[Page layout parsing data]
--------------------------------------------------

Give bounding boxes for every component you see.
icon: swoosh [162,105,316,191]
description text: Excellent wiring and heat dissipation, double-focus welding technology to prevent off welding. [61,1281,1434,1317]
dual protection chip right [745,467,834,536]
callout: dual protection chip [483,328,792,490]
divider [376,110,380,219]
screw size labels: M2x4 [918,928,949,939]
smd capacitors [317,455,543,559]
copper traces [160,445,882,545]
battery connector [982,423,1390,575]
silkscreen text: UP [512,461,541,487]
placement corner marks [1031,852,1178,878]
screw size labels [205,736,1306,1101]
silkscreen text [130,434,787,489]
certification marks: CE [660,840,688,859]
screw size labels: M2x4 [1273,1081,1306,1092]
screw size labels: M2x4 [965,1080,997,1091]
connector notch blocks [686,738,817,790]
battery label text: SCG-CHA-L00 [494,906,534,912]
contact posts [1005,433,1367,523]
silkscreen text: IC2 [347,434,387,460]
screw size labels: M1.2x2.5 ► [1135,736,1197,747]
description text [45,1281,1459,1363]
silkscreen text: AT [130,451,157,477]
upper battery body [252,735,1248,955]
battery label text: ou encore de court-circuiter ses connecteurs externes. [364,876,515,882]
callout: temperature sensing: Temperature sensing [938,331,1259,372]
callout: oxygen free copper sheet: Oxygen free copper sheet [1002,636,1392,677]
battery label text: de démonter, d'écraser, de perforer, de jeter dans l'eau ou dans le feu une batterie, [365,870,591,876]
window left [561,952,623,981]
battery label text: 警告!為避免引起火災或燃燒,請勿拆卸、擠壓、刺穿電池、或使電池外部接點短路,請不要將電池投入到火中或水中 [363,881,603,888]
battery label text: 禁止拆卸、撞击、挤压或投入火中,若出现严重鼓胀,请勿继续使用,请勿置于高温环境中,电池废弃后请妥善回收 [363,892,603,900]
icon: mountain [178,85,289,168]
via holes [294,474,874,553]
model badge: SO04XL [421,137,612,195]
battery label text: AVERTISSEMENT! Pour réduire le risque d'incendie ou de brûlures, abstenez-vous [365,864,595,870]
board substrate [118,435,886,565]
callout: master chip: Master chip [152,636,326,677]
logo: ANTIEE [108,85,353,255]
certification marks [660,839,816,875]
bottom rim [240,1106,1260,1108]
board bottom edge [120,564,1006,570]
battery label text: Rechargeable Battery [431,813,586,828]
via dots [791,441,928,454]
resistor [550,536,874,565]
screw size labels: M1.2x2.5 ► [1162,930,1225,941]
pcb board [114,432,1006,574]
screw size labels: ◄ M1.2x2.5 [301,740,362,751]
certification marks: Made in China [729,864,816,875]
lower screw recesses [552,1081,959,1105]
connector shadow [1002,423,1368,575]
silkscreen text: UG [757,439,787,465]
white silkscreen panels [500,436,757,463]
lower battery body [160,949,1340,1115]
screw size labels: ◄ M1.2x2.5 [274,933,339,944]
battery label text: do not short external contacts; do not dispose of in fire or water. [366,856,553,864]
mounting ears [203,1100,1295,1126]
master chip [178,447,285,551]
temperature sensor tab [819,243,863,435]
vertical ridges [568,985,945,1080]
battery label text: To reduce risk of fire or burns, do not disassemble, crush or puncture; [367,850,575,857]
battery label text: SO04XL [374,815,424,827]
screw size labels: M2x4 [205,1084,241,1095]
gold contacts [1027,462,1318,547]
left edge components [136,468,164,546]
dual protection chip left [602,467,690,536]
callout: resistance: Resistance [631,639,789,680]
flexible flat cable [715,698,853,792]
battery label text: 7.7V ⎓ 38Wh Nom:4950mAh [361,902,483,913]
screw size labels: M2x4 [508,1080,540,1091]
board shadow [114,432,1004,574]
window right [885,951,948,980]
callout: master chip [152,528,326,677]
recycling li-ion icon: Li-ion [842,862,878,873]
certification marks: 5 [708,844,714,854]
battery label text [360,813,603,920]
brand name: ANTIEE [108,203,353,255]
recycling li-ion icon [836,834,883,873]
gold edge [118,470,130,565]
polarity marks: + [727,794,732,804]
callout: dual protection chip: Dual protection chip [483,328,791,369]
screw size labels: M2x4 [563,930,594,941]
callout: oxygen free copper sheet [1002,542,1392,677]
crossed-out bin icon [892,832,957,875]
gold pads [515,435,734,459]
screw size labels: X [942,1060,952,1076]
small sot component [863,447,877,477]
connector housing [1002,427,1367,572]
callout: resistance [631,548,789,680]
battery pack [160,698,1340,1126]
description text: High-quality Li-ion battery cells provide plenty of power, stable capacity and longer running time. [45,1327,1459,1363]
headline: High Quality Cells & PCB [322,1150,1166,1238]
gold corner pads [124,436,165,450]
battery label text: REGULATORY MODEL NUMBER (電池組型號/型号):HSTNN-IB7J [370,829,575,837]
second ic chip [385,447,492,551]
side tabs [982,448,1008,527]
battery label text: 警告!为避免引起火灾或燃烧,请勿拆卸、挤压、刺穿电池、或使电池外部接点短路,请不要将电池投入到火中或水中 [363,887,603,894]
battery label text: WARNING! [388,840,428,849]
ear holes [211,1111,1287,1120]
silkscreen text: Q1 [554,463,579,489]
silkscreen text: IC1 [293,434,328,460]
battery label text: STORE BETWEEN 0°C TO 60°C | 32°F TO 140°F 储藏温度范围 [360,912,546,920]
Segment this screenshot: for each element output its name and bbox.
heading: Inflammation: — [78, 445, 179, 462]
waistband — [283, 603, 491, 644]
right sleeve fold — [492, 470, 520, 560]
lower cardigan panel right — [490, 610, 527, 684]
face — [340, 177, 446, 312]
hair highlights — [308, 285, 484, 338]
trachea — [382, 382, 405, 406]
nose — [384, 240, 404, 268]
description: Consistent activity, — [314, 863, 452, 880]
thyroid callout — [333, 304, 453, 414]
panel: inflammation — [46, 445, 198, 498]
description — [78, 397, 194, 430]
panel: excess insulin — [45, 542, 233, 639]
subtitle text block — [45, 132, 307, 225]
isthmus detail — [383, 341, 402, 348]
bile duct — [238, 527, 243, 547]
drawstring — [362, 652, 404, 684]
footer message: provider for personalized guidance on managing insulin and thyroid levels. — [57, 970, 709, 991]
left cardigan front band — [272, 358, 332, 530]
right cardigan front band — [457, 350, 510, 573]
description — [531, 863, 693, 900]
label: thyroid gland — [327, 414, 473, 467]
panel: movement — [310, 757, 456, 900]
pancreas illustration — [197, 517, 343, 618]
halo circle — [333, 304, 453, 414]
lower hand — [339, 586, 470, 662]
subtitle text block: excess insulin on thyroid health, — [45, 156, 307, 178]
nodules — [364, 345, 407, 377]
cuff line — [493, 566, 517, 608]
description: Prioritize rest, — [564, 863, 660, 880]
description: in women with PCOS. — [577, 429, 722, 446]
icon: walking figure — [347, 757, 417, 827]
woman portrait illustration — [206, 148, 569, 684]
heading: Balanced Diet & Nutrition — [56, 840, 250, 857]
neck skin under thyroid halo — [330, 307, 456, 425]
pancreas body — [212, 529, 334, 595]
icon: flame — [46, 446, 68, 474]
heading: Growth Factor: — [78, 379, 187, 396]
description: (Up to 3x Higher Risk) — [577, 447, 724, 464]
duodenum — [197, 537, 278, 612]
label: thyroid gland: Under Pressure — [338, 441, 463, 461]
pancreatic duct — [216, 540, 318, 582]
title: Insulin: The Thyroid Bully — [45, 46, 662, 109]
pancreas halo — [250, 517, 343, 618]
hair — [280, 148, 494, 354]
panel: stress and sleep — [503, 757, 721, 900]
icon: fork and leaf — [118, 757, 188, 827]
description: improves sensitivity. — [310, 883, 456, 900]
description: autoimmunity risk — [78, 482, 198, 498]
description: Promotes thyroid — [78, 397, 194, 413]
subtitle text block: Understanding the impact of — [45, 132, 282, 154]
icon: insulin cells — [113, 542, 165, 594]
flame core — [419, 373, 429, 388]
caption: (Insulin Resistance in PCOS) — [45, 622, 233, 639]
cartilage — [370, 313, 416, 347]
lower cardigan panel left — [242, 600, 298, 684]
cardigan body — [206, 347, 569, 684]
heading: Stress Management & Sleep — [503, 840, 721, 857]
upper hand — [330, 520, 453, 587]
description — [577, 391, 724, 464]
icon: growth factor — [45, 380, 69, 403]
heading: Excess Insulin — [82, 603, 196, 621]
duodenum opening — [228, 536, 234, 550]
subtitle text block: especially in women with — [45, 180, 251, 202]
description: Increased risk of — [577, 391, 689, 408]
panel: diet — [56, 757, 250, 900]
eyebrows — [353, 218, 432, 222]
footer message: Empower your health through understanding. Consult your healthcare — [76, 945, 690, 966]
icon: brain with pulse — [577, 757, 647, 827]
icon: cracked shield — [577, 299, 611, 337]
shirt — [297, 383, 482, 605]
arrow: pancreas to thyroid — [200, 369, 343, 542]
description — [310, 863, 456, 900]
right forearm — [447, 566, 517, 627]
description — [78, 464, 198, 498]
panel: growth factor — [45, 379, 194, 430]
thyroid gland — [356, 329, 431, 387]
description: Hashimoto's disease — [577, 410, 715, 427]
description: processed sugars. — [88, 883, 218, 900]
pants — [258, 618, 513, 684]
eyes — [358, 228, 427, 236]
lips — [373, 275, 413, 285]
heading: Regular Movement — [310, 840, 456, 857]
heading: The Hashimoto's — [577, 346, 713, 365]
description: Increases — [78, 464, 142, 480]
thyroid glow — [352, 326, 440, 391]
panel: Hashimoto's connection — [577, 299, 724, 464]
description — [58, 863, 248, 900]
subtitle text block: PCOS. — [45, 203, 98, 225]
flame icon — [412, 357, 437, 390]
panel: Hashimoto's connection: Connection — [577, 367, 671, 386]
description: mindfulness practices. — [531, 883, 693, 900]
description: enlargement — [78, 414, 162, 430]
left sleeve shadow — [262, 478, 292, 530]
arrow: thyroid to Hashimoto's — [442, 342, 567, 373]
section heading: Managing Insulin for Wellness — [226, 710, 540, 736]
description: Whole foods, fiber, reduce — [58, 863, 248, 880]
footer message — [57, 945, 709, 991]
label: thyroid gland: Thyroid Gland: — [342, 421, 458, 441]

--------------------------------------------------

### What you have to do
Count every line in the data that contains the word "arrow", then give that count and nothing else.

### Task answer
2